- [What the task asks]:
Could you copy every line of the material below word for word, leaving out the pictures?

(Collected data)
········

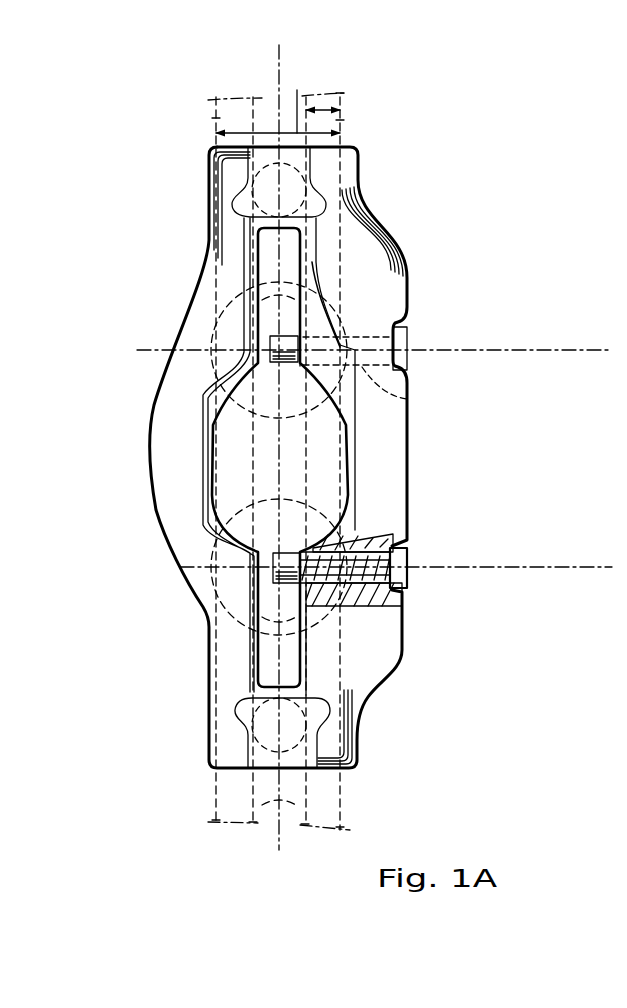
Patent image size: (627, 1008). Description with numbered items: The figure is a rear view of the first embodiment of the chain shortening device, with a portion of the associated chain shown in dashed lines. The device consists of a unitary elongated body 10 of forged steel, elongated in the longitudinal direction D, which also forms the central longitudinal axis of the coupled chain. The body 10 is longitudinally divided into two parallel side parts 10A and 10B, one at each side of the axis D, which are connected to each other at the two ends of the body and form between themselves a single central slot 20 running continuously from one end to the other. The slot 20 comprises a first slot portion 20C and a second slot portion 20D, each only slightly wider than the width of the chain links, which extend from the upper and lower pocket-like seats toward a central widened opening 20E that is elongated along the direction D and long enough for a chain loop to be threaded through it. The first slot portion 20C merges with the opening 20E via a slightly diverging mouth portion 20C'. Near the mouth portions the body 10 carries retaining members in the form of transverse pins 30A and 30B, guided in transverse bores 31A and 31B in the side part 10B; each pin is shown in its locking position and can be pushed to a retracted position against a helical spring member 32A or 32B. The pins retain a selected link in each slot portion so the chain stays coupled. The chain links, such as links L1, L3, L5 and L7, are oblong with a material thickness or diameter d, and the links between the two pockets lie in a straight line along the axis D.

The elongated body 10 is at (181, 291).
The first side part 10A is at (216, 247).
The second side part 10B is at (368, 225).
The central slot 20 is at (273, 680).
The first slot portion 20C is at (178, 342).
The first mouth portion 20C' is at (177, 373).
The second slot portion 20D is at (276, 561).
The central opening 20E is at (222, 483).
The first transverse pin 30A is at (350, 342).
The second transverse pin 30B is at (294, 548).
The first transverse bore 31A is at (362, 330).
The second transverse bore 31B is at (326, 612).
The first helical spring member 32A is at (407, 399).
The second helical spring member 32B is at (394, 541).
The longitudinal direction D is at (281, 72).
The material thickness or diameter d is at (336, 99).
The chain link L1 is at (232, 118).
The chain link L3 is at (226, 313).
The chain link L5 is at (222, 606).
The chain link L7 is at (232, 799).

········

- [Exercise solution]:
Patent image size: (627, 1008). Description with numbered items: The figure is a rear view of the first embodiment of the chain shortening device, with a portion of the associated chain shown in dashed lines. The device consists of a unitary elongated body 10 of forged steel, elongated in the longitudinal direction D, which also forms the central longitudinal axis of the coupled chain. The body 10 is longitudinally divided into two parallel side parts 10A and 10B, one at each side of the axis D, which are connected to each other at the two ends of the body and form between themselves a single central slot 20 running continuously from one end to the other. The slot 20 comprises a first slot portion 20C and a second slot portion 20D, each only slightly wider than the width of the chain links, which extend from the upper and lower pocket-like seats toward a central widened opening 20E that is elongated along the direction D and long enough for a chain loop to be threaded through it. The first slot portion 20C merges with the opening 20E via a slightly diverging mouth portion 20C'. Near the mouth portions the body 10 carries retaining members in the form of transverse pins 30A and 30B, guided in transverse bores 31A and 31B in the side part 10B; each pin is shown in its locking position and can be pushed to a retracted position against a helical spring member 32A or 32B. The pins retain a selected link in each slot portion so the chain stays coupled. The chain links, such as links L1, L3, L5 and L7, are oblong with a material thickness or diameter d, and the links between the two pockets lie in a straight line along the axis D.

The elongated body 10 is at (181, 291).
The first side part 10A is at (216, 247).
The second side part 10B is at (368, 225).
The central slot 20 is at (273, 680).
The first slot portion 20C is at (178, 342).
The first mouth portion 20C' is at (177, 373).
The second slot portion 20D is at (276, 561).
The central opening 20E is at (222, 483).
The first transverse pin 30A is at (350, 342).
The second transverse pin 30B is at (294, 548).
The first transverse bore 31A is at (362, 330).
The second transverse bore 31B is at (326, 612).
The first helical spring member 32A is at (407, 399).
The second helical spring member 32B is at (394, 541).
The longitudinal direction D is at (281, 72).
The material thickness or diameter d is at (336, 99).
The chain link L1 is at (232, 118).
The chain link L3 is at (226, 313).
The chain link L5 is at (222, 606).
The chain link L7 is at (232, 799).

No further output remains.